The fundraising project has been registered by Rotary Australia Benevolent Society (RABS) and endorsed by the National Committee of Rotarians Against Malaria (RAM). In 2017, Rotary and the Institute for Glycomics formally established The Malaria Vaccine Project, which is managed on behalf of the two partners by the Malaria Vaccine Committee. This Committee is charged with raising funds for the research.
By working together, we can end malaria. For good.
A partnership to end malaria
2. BENDIGO BANK PARADISE POINT JOINS OUR FIGHT AGAINST COVID-19
Bendigo Bank Paradise Point Community Bank Branch, long-standing supporters of the Institute for Glycomics, have donated $10,000 in funding towards the Institute’s vital COVID-19 research, aiding their fight against the global pandemic.
The vital funding has enabled the acquisition of an Avanti J-15R centrifuge, a new piece of equipment housed within the Institute’s Physical Containment Level 3 Facility. The high-speed refrigerated centrifuge is used to separate virus from culture media, and this particular model has the added features of bio-containment lids for working with highly infectious pathogens such as SARS-CoV-2.
Fighting COVID-19 together
Testimonials & Tributes
"YOU ARE ALL MY HEROES'
A special tribute from Honorary Fellow, Mr Robert (Bob) Gordon
Bob Gordon served a remarkable 8+ years as a member on the Institute’s Board of Advice, promoting community engagement while demonstrating his passionate support of our research. In this special tribute, Bob reflects on his long and remarkable journey alongside the Institute for Glycomics.
“The team at the Institute for Glycomics are the real heroes, I just get to tell their story. I will continue to tell their story as I close the chapter of being a Board of Advice member and turn the page to an Honorary Fellow of the Institute for Glycomics.
“This next chapter will be their best yet.”
“Bendigo Bank strengthens local communities by reinvesting in programs for health, education, the environment and many more. We are immensely proud to support the world-class research undertaken by Griffith University’s Institute for Glycomics. Our sponsorship ensures that the Institute and its researchers have access to the most innovative assets as they deliver on their vision of delivering novel drugs and vaccines to the community. We love the ground-breaking research of the Institute and follow their discoveries with great interest and admiration.”

□ □ □ □ □

§ Instructions:
A - According to the Institute for Glycomics excerpt, how much did Bendigo Bank Paradise Point Community Bank Branch donate toward the Institute's COVID-19 research?
B - Pick up the Institute for Glycomics excerpt after its final sentence and extend it.

Bounding box prediction data:
□ □ □ □ □

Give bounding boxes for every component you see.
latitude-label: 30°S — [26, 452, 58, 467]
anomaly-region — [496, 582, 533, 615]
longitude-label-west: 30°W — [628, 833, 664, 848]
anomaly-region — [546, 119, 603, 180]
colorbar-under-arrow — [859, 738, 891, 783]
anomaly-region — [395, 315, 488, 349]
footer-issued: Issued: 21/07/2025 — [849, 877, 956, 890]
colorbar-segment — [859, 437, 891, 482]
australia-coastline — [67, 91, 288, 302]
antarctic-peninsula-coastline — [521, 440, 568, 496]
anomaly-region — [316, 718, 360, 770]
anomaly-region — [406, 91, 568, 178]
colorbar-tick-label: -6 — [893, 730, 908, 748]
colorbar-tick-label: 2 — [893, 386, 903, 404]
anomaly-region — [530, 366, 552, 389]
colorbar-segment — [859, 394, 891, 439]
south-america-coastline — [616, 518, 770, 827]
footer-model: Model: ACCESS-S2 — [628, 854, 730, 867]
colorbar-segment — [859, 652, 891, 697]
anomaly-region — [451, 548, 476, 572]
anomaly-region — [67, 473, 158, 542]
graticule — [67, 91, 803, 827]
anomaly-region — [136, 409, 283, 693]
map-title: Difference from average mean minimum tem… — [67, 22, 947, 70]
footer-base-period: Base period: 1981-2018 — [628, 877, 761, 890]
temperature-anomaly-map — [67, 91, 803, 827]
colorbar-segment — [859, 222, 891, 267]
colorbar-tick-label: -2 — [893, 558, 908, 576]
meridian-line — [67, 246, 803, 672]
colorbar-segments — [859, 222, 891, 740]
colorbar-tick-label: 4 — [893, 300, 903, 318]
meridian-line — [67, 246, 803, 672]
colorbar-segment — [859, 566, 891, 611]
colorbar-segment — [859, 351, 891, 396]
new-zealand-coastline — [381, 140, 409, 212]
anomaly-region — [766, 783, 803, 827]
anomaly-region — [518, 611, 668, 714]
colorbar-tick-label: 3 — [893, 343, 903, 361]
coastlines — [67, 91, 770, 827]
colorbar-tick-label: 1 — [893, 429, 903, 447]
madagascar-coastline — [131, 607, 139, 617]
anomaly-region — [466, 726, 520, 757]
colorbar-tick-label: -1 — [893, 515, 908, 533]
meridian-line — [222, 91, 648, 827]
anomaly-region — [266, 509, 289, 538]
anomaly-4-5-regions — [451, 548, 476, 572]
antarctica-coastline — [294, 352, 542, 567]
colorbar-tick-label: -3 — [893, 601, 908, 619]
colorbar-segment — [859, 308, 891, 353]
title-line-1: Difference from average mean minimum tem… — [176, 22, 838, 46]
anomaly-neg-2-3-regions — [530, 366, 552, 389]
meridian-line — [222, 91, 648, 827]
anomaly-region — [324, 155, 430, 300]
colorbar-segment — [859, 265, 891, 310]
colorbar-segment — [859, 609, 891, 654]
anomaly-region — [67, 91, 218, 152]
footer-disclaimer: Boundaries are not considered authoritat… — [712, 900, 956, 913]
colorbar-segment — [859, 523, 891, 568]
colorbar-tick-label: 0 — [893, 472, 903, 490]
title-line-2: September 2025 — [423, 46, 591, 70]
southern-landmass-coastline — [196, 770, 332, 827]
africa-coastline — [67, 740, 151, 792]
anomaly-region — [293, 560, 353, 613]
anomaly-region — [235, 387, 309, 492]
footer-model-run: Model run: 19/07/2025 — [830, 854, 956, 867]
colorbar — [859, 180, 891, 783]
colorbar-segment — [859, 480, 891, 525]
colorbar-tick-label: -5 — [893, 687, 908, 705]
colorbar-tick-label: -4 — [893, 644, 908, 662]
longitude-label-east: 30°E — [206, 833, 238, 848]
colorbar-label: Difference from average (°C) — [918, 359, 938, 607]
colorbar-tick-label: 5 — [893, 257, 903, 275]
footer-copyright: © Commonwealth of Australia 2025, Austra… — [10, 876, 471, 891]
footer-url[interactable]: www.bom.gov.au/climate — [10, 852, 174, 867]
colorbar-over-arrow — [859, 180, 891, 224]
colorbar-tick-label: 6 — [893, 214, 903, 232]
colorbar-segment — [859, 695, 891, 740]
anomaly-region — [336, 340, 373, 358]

□ □ □ □ □

§ Answers by item:
A - $10,000

B -
Tony Jensen, Senior Manager
Paradise Point Community Bank Branch of Bendigo Bank
Sally & Warren von Bibra Testimonial
“We have been supporting the Institute for Glycomics since 2003. We had the distinct pleasure of meeting Professor Mark von Itzstein who gave us a tour of their state-of-the-art facilities and an overview of the work being done by their remarkable team of world-renowned researchers; research of ground-breaking proportions. It is an honour and a privilege to support them in their fight against diseases of global impact; diseases that affect and devastate so many people's lives each day. We feel confident that our financial donations are helping to shape a brighter, healthier future - a future filled with hope.”
Sally and Warren von Bibra
Ms Jenny Wong Testimonial
“The Institute for Glycomics research is fascinating. What was impossible in the past is now conducted by the internationally renowned researchers of the Institute for Glycomics. How they investigate disease using the unique “glycomics” approach is so cutting-edge! The outcomes of their research prove they are on the right path. With the hard work of researchers at the Institute for Glycomics, I believe we could tackle the world's most devastating diseases like cancer, malaria, deadly strains of flu, tuberculosis and many more, but they need our help. Research is our only hope, but it's expensive!”